# Provided material start

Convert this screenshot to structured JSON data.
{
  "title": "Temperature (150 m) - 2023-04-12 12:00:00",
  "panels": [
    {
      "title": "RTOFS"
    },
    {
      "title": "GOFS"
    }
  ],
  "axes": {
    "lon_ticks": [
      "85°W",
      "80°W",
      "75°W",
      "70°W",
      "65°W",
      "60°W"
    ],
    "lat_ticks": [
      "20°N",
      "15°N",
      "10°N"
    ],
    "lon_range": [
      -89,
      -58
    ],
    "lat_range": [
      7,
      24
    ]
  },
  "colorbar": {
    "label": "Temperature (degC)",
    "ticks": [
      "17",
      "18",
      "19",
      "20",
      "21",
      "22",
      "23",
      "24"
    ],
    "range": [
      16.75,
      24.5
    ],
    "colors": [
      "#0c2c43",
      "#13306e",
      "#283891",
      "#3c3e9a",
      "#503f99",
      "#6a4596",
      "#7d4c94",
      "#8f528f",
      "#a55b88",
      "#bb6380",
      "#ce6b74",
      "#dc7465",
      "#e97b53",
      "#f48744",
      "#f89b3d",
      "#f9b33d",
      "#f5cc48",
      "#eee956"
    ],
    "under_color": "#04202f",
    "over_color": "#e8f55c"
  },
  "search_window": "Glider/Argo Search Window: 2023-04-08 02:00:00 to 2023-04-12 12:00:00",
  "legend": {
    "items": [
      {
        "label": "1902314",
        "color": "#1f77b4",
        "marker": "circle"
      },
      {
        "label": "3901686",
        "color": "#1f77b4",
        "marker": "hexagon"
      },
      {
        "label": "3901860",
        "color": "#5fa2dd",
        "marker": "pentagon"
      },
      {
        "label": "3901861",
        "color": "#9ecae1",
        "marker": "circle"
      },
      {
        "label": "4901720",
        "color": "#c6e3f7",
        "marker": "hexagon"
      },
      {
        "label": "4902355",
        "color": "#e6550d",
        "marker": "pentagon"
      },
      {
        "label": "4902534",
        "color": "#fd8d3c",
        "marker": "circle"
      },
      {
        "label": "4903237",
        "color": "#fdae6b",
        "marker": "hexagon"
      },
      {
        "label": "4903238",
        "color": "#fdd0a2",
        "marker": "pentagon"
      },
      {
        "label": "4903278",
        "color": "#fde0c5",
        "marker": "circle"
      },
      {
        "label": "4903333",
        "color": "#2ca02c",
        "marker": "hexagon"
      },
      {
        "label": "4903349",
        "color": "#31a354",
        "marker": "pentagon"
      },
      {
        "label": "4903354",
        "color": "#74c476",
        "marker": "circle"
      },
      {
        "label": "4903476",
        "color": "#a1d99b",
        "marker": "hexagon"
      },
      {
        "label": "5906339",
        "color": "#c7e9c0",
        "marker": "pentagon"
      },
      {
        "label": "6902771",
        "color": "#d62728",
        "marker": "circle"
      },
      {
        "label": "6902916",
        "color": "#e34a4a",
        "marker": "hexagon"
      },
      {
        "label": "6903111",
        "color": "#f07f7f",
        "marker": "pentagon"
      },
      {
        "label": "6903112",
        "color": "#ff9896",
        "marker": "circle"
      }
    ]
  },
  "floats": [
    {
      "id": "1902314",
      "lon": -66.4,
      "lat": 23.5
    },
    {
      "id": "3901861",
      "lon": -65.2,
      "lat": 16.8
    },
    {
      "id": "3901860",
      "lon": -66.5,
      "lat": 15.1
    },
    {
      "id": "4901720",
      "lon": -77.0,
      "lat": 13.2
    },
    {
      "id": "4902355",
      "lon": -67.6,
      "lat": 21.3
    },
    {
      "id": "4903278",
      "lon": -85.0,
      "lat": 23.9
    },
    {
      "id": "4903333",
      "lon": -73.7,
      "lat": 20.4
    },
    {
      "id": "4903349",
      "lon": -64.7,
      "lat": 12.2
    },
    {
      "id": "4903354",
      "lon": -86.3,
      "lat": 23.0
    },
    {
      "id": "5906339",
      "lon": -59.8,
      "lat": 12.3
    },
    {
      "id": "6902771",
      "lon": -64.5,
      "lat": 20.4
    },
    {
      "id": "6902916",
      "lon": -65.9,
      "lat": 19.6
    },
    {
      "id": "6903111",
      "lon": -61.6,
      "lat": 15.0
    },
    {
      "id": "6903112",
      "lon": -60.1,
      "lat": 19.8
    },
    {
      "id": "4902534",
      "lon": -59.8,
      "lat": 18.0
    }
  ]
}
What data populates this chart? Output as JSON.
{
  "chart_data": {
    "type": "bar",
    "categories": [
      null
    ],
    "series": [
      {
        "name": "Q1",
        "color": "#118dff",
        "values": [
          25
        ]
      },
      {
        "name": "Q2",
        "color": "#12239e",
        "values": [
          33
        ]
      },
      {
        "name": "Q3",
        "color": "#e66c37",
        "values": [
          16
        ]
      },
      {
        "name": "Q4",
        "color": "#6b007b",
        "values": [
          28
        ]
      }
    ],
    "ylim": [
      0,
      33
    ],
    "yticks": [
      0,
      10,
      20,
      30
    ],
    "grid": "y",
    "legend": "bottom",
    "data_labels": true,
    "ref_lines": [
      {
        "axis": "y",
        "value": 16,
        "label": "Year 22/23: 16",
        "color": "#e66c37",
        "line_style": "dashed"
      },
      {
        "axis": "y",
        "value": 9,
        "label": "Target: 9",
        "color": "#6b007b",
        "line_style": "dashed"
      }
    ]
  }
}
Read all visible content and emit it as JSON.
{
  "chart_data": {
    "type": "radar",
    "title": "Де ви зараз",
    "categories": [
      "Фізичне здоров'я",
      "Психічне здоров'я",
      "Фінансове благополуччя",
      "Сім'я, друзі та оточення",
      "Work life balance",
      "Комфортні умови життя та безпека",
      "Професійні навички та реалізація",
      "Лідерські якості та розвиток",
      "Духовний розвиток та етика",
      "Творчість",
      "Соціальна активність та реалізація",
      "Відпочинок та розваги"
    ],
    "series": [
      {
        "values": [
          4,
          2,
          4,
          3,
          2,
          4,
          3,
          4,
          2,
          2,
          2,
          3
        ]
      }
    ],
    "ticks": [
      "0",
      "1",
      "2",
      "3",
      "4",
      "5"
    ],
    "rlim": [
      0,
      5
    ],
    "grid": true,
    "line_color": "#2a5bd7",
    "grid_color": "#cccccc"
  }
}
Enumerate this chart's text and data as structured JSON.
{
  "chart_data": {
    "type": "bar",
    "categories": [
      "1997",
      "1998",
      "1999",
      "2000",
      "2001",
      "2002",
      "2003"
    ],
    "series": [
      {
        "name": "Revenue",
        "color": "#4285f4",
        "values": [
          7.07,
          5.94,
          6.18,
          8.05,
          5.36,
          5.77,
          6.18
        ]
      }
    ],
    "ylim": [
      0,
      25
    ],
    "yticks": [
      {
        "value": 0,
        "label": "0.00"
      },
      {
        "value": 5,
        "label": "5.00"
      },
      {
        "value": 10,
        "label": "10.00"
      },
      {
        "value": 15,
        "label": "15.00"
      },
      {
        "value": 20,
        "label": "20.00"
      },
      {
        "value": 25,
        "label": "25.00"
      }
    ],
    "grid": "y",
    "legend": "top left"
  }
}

# Provided material end

Every record shown above must be echoed exactly.

Convert this screenshot to structured JSON data.
{
  "title": "Temperature (150 m) - 2023-04-12 12:00:00",
  "panels": [
    {
      "title": "RTOFS"
    },
    {
      "title": "GOFS"
    }
  ],
  "axes": {
    "lon_ticks": [
      "85°W",
      "80°W",
      "75°W",
      "70°W",
      "65°W",
      "60°W"
    ],
    "lat_ticks": [
      "20°N",
      "15°N",
      "10°N"
    ],
    "lon_range": [
      -89,
      -58
    ],
    "lat_range": [
      7,
      24
    ]
  },
  "colorbar": {
    "label": "Temperature (degC)",
    "ticks": [
      "17",
      "18",
      "19",
      "20",
      "21",
      "22",
      "23",
      "24"
    ],
    "range": [
      16.75,
      24.5
    ],
    "colors": [
      "#0c2c43",
      "#13306e",
      "#283891",
      "#3c3e9a",
      "#503f99",
      "#6a4596",
      "#7d4c94",
      "#8f528f",
      "#a55b88",
      "#bb6380",
      "#ce6b74",
      "#dc7465",
      "#e97b53",
      "#f48744",
      "#f89b3d",
      "#f9b33d",
      "#f5cc48",
      "#eee956"
    ],
    "under_color": "#04202f",
    "over_color": "#e8f55c"
  },
  "search_window": "Glider/Argo Search Window: 2023-04-08 02:00:00 to 2023-04-12 12:00:00",
  "legend": {
    "items": [
      {
        "label": "1902314",
        "color": "#1f77b4",
        "marker": "circle"
      },
      {
        "label": "3901686",
        "color": "#1f77b4",
        "marker": "hexagon"
      },
      {
        "label": "3901860",
        "color": "#5fa2dd",
        "marker": "pentagon"
      },
      {
        "label": "3901861",
        "color": "#9ecae1",
        "marker": "circle"
      },
      {
        "label": "4901720",
        "color": "#c6e3f7",
        "marker": "hexagon"
      },
      {
        "label": "4902355",
        "color": "#e6550d",
        "marker": "pentagon"
      },
      {
        "label": "4902534",
        "color": "#fd8d3c",
        "marker": "circle"
      },
      {
        "label": "4903237",
        "color": "#fdae6b",
        "marker": "hexagon"
      },
      {
        "label": "4903238",
        "color": "#fdd0a2",
        "marker": "pentagon"
      },
      {
        "label": "4903278",
        "color": "#fde0c5",
        "marker": "circle"
      },
      {
        "label": "4903333",
        "color": "#2ca02c",
        "marker": "hexagon"
      },
      {
        "label": "4903349",
        "color": "#31a354",
        "marker": "pentagon"
      },
      {
        "label": "4903354",
        "color": "#74c476",
        "marker": "circle"
      },
      {
        "label": "4903476",
        "color": "#a1d99b",
        "marker": "hexagon"
      },
      {
        "label": "5906339",
        "color": "#c7e9c0",
        "marker": "pentagon"
      },
      {
        "label": "6902771",
        "color": "#d62728",
        "marker": "circle"
      },
      {
        "label": "6902916",
        "color": "#e34a4a",
        "marker": "hexagon"
      },
      {
        "label": "6903111",
        "color": "#f07f7f",
        "marker": "pentagon"
      },
      {
        "label": "6903112",
        "color": "#ff9896",
        "marker": "circle"
      }
    ]
  },
  "floats": [
    {
      "id": "1902314",
      "lon": -66.4,
      "lat": 23.5
    },
    {
      "id": "3901861",
      "lon": -65.2,
      "lat": 16.8
    },
    {
      "id": "3901860",
      "lon": -66.5,
      "lat": 15.1
    },
    {
      "id": "4901720",
      "lon": -77.0,
      "lat": 13.2
    },
    {
      "id": "4902355",
      "lon": -67.6,
      "lat": 21.3
    },
    {
      "id": "4903278",
      "lon": -85.0,
      "lat": 23.9
    },
    {
      "id": "4903333",
      "lon": -73.7,
      "lat": 20.4
    },
    {
      "id": "4903349",
      "lon": -64.7,
      "lat": 12.2
    },
    {
      "id": "4903354",
      "lon": -86.3,
      "lat": 23.0
    },
    {
      "id": "5906339",
      "lon": -59.8,
      "lat": 12.3
    },
    {
      "id": "6902771",
      "lon": -64.5,
      "lat": 20.4
    },
    {
      "id": "6902916",
      "lon": -65.9,
      "lat": 19.6
    },
    {
      "id": "6903111",
      "lon": -61.6,
      "lat": 15.0
    },
    {
      "id": "6903112",
      "lon": -60.1,
      "lat": 19.8
    },
    {
      "id": "4902534",
      "lon": -59.8,
      "lat": 18.0
    }
  ]
}
What data populates this chart? Output as JSON.
{
  "chart_data": {
    "type": "bar",
    "categories": [
      null
    ],
    "series": [
      {
        "name": "Q1",
        "color": "#118dff",
        "values": [
          25
        ]
      },
      {
        "name": "Q2",
        "color": "#12239e",
        "values": [
          33
        ]
      },
      {
        "name": "Q3",
        "color": "#e66c37",
        "values": [
          16
        ]
      },
      {
        "name": "Q4",
        "color": "#6b007b",
        "values": [
          28
        ]
      }
    ],
    "ylim": [
      0,
      33
    ],
    "yticks": [
      0,
      10,
      20,
      30
    ],
    "grid": "y",
    "legend": "bottom",
    "data_labels": true,
    "ref_lines": [
      {
        "axis": "y",
        "value": 16,
        "label": "Year 22/23: 16",
        "color": "#e66c37",
        "line_style": "dashed"
      },
      {
        "axis": "y",
        "value": 9,
        "label": "Target: 9",
        "color": "#6b007b",
        "line_style": "dashed"
      }
    ]
  }
}
Read all visible content and emit it as JSON.
{
  "chart_data": {
    "type": "radar",
    "title": "Де ви зараз",
    "categories": [
      "Фізичне здоров'я",
      "Психічне здоров'я",
      "Фінансове благополуччя",
      "Сім'я, друзі та оточення",
      "Work life balance",
      "Комфортні умови життя та безпека",
      "Професійні навички та реалізація",
      "Лідерські якості та розвиток",
      "Духовний розвиток та етика",
      "Творчість",
      "Соціальна активність та реалізація",
      "Відпочинок та розваги"
    ],
    "series": [
      {
        "values": [
          4,
          2,
          4,
          3,
          2,
          4,
          3,
          4,
          2,
          2,
          2,
          3
        ]
      }
    ],
    "ticks": [
      "0",
      "1",
      "2",
      "3",
      "4",
      "5"
    ],
    "rlim": [
      0,
      5
    ],
    "grid": true,
    "line_color": "#2a5bd7",
    "grid_color": "#cccccc"
  }
}
Enumerate this chart's text and data as structured JSON.
{
  "chart_data": {
    "type": "bar",
    "categories": [
      "1997",
      "1998",
      "1999",
      "2000",
      "2001",
      "2002",
      "2003"
    ],
    "series": [
      {
        "name": "Revenue",
        "color": "#4285f4",
        "values": [
          7.07,
          5.94,
          6.18,
          8.05,
          5.36,
          5.77,
          6.18
        ]
      }
    ],
    "ylim": [
      0,
      25
    ],
    "yticks": [
      {
        "value": 0,
        "label": "0.00"
      },
      {
        "value": 5,
        "label": "5.00"
      },
      {
        "value": 10,
        "label": "10.00"
      },
      {
        "value": 15,
        "label": "15.00"
      },
      {
        "value": 20,
        "label": "20.00"
      },
      {
        "value": 25,
        "label": "25.00"
      }
    ],
    "grid": "y",
    "legend": "top left"
  }
}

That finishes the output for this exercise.